**CHALLENGE**
Write out the material below again, unchanged.

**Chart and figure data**
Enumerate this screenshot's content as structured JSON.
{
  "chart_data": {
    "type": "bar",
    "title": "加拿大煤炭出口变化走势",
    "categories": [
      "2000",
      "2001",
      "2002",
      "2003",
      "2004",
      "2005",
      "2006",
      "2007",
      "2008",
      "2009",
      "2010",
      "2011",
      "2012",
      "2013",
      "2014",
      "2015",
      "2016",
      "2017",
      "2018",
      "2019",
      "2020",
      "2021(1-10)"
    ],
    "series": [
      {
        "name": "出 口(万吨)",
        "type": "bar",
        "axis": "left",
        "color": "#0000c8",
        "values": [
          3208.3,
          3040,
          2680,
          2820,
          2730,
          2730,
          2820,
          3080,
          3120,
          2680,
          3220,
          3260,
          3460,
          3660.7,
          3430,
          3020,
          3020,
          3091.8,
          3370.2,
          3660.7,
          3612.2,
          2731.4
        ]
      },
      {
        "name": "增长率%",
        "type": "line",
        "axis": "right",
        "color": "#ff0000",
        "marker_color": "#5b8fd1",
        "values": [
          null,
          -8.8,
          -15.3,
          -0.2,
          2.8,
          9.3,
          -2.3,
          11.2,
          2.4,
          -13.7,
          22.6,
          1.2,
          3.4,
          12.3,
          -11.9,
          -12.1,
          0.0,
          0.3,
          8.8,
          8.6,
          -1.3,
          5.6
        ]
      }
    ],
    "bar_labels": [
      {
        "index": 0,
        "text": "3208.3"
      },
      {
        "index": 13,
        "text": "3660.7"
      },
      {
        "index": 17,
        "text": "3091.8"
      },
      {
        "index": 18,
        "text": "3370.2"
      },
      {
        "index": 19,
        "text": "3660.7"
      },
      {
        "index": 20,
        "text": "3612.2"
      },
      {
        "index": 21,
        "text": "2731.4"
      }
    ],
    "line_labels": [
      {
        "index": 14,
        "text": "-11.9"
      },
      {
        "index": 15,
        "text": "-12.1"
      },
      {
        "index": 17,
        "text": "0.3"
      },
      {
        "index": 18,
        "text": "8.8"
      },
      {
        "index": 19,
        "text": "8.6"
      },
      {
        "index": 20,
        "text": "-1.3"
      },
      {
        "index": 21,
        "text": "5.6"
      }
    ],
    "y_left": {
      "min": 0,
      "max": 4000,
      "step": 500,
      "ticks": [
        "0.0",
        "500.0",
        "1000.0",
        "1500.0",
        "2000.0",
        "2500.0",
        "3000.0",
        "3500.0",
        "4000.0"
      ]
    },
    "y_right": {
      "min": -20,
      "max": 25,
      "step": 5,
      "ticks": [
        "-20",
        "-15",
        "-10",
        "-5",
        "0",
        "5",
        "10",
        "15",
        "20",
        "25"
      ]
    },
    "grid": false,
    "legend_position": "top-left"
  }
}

**WRITTEN RESPONSE**
Enumerate this screenshot's content as structured JSON.
{
  "chart_data": {
    "type": "bar",
    "title": "加拿大煤炭出口变化走势",
    "categories": [
      "2000",
      "2001",
      "2002",
      "2003",
      "2004",
      "2005",
      "2006",
      "2007",
      "2008",
      "2009",
      "2010",
      "2011",
      "2012",
      "2013",
      "2014",
      "2015",
      "2016",
      "2017",
      "2018",
      "2019",
      "2020",
      "2021(1-10)"
    ],
    "series": [
      {
        "name": "出 口(万吨)",
        "type": "bar",
        "axis": "left",
        "color": "#0000c8",
        "values": [
          3208.3,
          3040,
          2680,
          2820,
          2730,
          2730,
          2820,
          3080,
          3120,
          2680,
          3220,
          3260,
          3460,
          3660.7,
          3430,
          3020,
          3020,
          3091.8,
          3370.2,
          3660.7,
          3612.2,
          2731.4
        ]
      },
      {
        "name": "增长率%",
        "type": "line",
        "axis": "right",
        "color": "#ff0000",
        "marker_color": "#5b8fd1",
        "values": [
          null,
          -8.8,
          -15.3,
          -0.2,
          2.8,
          9.3,
          -2.3,
          11.2,
          2.4,
          -13.7,
          22.6,
          1.2,
          3.4,
          12.3,
          -11.9,
          -12.1,
          0.0,
          0.3,
          8.8,
          8.6,
          -1.3,
          5.6
        ]
      }
    ],
    "bar_labels": [
      {
        "index": 0,
        "text": "3208.3"
      },
      {
        "index": 13,
        "text": "3660.7"
      },
      {
        "index": 17,
        "text": "3091.8"
      },
      {
        "index": 18,
        "text": "3370.2"
      },
      {
        "index": 19,
        "text": "3660.7"
      },
      {
        "index": 20,
        "text": "3612.2"
      },
      {
        "index": 21,
        "text": "2731.4"
      }
    ],
    "line_labels": [
      {
        "index": 14,
        "text": "-11.9"
      },
      {
        "index": 15,
        "text": "-12.1"
      },
      {
        "index": 17,
        "text": "0.3"
      },
      {
        "index": 18,
        "text": "8.8"
      },
      {
        "index": 19,
        "text": "8.6"
      },
      {
        "index": 20,
        "text": "-1.3"
      },
      {
        "index": 21,
        "text": "5.6"
      }
    ],
    "y_left": {
      "min": 0,
      "max": 4000,
      "step": 500,
      "ticks": [
        "0.0",
        "500.0",
        "1000.0",
        "1500.0",
        "2000.0",
        "2500.0",
        "3000.0",
        "3500.0",
        "4000.0"
      ]
    },
    "y_right": {
      "min": -20,
      "max": 25,
      "step": 5,
      "ticks": [
        "-20",
        "-15",
        "-10",
        "-5",
        "0",
        "5",
        "10",
        "15",
        "20",
        "25"
      ]
    },
    "grid": false,
    "legend_position": "top-left"
  }
}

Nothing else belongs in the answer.